§ Extracted data
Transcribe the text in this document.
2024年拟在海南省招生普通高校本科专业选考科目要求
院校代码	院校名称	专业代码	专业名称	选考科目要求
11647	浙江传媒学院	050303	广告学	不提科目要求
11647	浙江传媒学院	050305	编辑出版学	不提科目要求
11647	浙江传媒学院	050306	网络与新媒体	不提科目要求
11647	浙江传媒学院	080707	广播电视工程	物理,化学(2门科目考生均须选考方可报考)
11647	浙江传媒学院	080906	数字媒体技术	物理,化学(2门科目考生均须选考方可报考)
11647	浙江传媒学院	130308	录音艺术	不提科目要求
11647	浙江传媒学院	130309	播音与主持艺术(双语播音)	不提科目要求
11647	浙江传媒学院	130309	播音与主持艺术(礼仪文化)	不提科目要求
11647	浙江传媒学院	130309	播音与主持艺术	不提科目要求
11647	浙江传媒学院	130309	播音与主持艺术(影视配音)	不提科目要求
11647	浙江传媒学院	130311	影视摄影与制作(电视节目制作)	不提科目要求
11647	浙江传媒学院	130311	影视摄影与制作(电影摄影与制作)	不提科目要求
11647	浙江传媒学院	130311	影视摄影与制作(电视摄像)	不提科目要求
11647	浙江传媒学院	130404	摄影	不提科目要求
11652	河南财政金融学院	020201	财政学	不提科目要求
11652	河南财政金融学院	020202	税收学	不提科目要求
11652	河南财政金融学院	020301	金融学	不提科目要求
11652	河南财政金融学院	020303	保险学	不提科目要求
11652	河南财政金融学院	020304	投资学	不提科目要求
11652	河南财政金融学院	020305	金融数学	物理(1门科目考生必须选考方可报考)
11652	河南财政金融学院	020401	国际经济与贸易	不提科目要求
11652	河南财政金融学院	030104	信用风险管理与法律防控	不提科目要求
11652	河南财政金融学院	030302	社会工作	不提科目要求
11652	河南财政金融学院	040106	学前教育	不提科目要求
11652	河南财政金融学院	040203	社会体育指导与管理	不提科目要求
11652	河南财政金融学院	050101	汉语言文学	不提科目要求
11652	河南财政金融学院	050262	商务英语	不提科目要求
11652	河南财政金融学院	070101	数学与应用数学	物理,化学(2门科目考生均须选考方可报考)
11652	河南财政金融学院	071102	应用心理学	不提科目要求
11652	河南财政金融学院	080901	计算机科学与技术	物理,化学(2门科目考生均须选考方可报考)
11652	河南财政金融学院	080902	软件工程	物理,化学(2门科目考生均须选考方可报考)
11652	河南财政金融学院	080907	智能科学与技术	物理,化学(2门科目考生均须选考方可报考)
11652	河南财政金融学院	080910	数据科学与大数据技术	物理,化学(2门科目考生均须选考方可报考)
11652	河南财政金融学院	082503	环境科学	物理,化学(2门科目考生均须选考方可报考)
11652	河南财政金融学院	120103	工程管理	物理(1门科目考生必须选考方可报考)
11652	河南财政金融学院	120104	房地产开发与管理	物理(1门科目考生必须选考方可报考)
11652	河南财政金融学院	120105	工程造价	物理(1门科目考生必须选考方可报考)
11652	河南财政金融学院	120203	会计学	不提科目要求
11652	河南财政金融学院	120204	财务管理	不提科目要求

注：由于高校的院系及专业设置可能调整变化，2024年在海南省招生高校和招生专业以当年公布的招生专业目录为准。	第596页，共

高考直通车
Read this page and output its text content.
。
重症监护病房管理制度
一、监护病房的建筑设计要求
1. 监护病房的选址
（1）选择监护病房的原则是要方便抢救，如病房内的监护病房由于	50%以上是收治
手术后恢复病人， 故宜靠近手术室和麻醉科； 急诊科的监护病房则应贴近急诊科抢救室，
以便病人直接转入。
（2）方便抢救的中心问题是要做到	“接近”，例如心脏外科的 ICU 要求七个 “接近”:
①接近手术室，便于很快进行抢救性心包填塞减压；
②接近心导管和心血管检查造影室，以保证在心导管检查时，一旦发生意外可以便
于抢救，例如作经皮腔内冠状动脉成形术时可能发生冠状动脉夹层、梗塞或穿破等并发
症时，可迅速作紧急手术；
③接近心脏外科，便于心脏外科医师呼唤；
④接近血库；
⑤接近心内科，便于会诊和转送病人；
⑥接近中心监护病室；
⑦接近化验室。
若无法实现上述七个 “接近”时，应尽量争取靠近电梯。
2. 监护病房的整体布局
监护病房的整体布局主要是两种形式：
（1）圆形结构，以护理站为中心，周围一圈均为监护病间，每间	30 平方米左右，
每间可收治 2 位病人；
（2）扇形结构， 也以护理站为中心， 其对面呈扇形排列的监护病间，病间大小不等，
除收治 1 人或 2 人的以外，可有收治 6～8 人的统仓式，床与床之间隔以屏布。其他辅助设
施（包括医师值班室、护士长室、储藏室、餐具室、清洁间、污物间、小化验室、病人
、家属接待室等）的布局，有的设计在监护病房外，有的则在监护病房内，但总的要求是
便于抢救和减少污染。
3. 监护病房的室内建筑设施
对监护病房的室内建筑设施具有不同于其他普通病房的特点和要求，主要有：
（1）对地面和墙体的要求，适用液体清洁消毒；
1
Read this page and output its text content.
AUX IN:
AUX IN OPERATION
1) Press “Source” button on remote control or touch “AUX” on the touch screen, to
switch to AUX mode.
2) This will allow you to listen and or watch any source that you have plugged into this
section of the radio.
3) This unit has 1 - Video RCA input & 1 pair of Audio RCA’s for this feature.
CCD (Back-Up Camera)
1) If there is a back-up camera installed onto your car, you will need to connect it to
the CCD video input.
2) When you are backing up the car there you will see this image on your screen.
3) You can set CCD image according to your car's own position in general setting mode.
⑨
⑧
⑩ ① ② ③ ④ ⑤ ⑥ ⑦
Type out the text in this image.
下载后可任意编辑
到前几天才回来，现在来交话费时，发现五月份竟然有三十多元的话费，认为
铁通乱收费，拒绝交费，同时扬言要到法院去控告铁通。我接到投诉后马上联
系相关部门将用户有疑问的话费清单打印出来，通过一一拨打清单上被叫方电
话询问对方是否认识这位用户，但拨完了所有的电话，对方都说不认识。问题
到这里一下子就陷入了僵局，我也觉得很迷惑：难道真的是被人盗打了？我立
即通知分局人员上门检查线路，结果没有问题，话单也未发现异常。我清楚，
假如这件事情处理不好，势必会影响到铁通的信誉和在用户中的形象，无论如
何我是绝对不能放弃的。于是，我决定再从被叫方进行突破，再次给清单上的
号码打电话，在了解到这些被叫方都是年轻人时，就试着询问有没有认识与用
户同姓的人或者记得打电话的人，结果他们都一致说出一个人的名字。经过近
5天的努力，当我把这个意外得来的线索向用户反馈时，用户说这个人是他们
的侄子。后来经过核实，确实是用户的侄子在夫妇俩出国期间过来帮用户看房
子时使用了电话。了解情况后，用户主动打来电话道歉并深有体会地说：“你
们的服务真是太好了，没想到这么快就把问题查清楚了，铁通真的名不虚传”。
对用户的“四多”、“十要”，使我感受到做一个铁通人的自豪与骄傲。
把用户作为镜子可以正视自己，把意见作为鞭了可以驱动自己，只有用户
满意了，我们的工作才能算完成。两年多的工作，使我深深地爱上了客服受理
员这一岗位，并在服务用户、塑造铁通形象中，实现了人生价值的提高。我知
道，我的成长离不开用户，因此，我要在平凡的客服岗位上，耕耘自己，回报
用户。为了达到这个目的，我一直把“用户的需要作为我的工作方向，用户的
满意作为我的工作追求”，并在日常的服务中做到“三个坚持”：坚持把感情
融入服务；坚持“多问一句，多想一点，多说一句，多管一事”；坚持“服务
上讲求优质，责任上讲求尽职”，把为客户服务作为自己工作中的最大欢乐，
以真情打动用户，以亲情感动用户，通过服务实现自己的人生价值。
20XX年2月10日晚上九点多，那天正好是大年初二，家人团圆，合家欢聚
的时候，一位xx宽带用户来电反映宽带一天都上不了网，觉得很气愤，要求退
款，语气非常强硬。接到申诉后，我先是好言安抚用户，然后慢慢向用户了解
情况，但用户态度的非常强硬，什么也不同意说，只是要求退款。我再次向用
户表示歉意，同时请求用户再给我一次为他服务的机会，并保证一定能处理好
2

§ What you are asked to do
Repeat exactly, and only, the lines from the line containing "Type out the text in this image." through the last line of the records above, both included.

§ Exercise output
Type out the text in this image.
下载后可任意编辑
到前几天才回来，现在来交话费时，发现五月份竟然有三十多元的话费，认为
铁通乱收费，拒绝交费，同时扬言要到法院去控告铁通。我接到投诉后马上联
系相关部门将用户有疑问的话费清单打印出来，通过一一拨打清单上被叫方电
话询问对方是否认识这位用户，但拨完了所有的电话，对方都说不认识。问题
到这里一下子就陷入了僵局，我也觉得很迷惑：难道真的是被人盗打了？我立
即通知分局人员上门检查线路，结果没有问题，话单也未发现异常。我清楚，
假如这件事情处理不好，势必会影响到铁通的信誉和在用户中的形象，无论如
何我是绝对不能放弃的。于是，我决定再从被叫方进行突破，再次给清单上的
号码打电话，在了解到这些被叫方都是年轻人时，就试着询问有没有认识与用
户同姓的人或者记得打电话的人，结果他们都一致说出一个人的名字。经过近
5天的努力，当我把这个意外得来的线索向用户反馈时，用户说这个人是他们
的侄子。后来经过核实，确实是用户的侄子在夫妇俩出国期间过来帮用户看房
子时使用了电话。了解情况后，用户主动打来电话道歉并深有体会地说：“你
们的服务真是太好了，没想到这么快就把问题查清楚了，铁通真的名不虚传”。
对用户的“四多”、“十要”，使我感受到做一个铁通人的自豪与骄傲。
把用户作为镜子可以正视自己，把意见作为鞭了可以驱动自己，只有用户
满意了，我们的工作才能算完成。两年多的工作，使我深深地爱上了客服受理
员这一岗位，并在服务用户、塑造铁通形象中，实现了人生价值的提高。我知
道，我的成长离不开用户，因此，我要在平凡的客服岗位上，耕耘自己，回报
用户。为了达到这个目的，我一直把“用户的需要作为我的工作方向，用户的
满意作为我的工作追求”，并在日常的服务中做到“三个坚持”：坚持把感情
融入服务；坚持“多问一句，多想一点，多说一句，多管一事”；坚持“服务
上讲求优质，责任上讲求尽职”，把为客户服务作为自己工作中的最大欢乐，
以真情打动用户，以亲情感动用户，通过服务实现自己的人生价值。
20XX年2月10日晚上九点多，那天正好是大年初二，家人团圆，合家欢聚
的时候，一位xx宽带用户来电反映宽带一天都上不了网，觉得很气愤，要求退
款，语气非常强硬。接到申诉后，我先是好言安抚用户，然后慢慢向用户了解
情况，但用户态度的非常强硬，什么也不同意说，只是要求退款。我再次向用
户表示歉意，同时请求用户再给我一次为他服务的机会，并保证一定能处理好
2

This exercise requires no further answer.